------ Input records ------

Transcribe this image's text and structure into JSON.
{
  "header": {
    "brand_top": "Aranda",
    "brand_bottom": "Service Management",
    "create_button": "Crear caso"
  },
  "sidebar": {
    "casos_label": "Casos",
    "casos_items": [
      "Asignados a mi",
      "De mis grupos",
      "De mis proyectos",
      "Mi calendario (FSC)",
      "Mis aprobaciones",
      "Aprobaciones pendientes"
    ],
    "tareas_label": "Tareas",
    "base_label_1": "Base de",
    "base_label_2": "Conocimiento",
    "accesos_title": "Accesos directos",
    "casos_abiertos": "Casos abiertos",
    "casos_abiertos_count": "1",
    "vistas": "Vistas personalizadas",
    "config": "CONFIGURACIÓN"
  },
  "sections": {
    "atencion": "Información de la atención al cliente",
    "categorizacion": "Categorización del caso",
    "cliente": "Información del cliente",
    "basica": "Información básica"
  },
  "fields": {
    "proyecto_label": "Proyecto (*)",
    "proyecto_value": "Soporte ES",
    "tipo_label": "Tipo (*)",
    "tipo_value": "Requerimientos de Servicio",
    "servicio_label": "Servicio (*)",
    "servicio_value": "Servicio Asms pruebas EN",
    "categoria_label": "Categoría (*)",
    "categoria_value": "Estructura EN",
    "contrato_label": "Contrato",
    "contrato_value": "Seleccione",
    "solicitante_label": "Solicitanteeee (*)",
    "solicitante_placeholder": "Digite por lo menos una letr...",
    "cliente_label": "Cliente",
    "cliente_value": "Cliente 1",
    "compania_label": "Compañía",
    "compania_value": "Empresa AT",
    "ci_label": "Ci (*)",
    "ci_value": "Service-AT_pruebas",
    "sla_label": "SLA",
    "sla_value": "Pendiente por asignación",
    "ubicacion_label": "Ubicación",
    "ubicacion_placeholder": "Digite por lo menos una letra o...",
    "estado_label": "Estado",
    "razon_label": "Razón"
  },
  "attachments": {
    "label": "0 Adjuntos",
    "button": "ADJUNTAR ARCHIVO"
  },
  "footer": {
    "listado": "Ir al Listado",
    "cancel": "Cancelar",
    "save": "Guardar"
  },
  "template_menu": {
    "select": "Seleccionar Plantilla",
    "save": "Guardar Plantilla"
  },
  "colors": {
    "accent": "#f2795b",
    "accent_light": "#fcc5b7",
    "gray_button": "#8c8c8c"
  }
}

------

■ Exercise description: Transcribe all of the material exactly. Omit nothing.

■ Result below:
Transcribe this image's text and structure into JSON.
{
  "header": {
    "brand_top": "Aranda",
    "brand_bottom": "Service Management",
    "create_button": "Crear caso"
  },
  "sidebar": {
    "casos_label": "Casos",
    "casos_items": [
      "Asignados a mi",
      "De mis grupos",
      "De mis proyectos",
      "Mi calendario (FSC)",
      "Mis aprobaciones",
      "Aprobaciones pendientes"
    ],
    "tareas_label": "Tareas",
    "base_label_1": "Base de",
    "base_label_2": "Conocimiento",
    "accesos_title": "Accesos directos",
    "casos_abiertos": "Casos abiertos",
    "casos_abiertos_count": "1",
    "vistas": "Vistas personalizadas",
    "config": "CONFIGURACIÓN"
  },
  "sections": {
    "atencion": "Información de la atención al cliente",
    "categorizacion": "Categorización del caso",
    "cliente": "Información del cliente",
    "basica": "Información básica"
  },
  "fields": {
    "proyecto_label": "Proyecto (*)",
    "proyecto_value": "Soporte ES",
    "tipo_label": "Tipo (*)",
    "tipo_value": "Requerimientos de Servicio",
    "servicio_label": "Servicio (*)",
    "servicio_value": "Servicio Asms pruebas EN",
    "categoria_label": "Categoría (*)",
    "categoria_value": "Estructura EN",
    "contrato_label": "Contrato",
    "contrato_value": "Seleccione",
    "solicitante_label": "Solicitanteeee (*)",
    "solicitante_placeholder": "Digite por lo menos una letr...",
    "cliente_label": "Cliente",
    "cliente_value": "Cliente 1",
    "compania_label": "Compañía",
    "compania_value": "Empresa AT",
    "ci_label": "Ci (*)",
    "ci_value": "Service-AT_pruebas",
    "sla_label": "SLA",
    "sla_value": "Pendiente por asignación",
    "ubicacion_label": "Ubicación",
    "ubicacion_placeholder": "Digite por lo menos una letra o...",
    "estado_label": "Estado",
    "razon_label": "Razón"
  },
  "attachments": {
    "label": "0 Adjuntos",
    "button": "ADJUNTAR ARCHIVO"
  },
  "footer": {
    "listado": "Ir al Listado",
    "cancel": "Cancelar",
    "save": "Guardar"
  },
  "template_menu": {
    "select": "Seleccionar Plantilla",
    "save": "Guardar Plantilla"
  },
  "colors": {
    "accent": "#f2795b",
    "accent_light": "#fcc5b7",
    "gray_button": "#8c8c8c"
  }
}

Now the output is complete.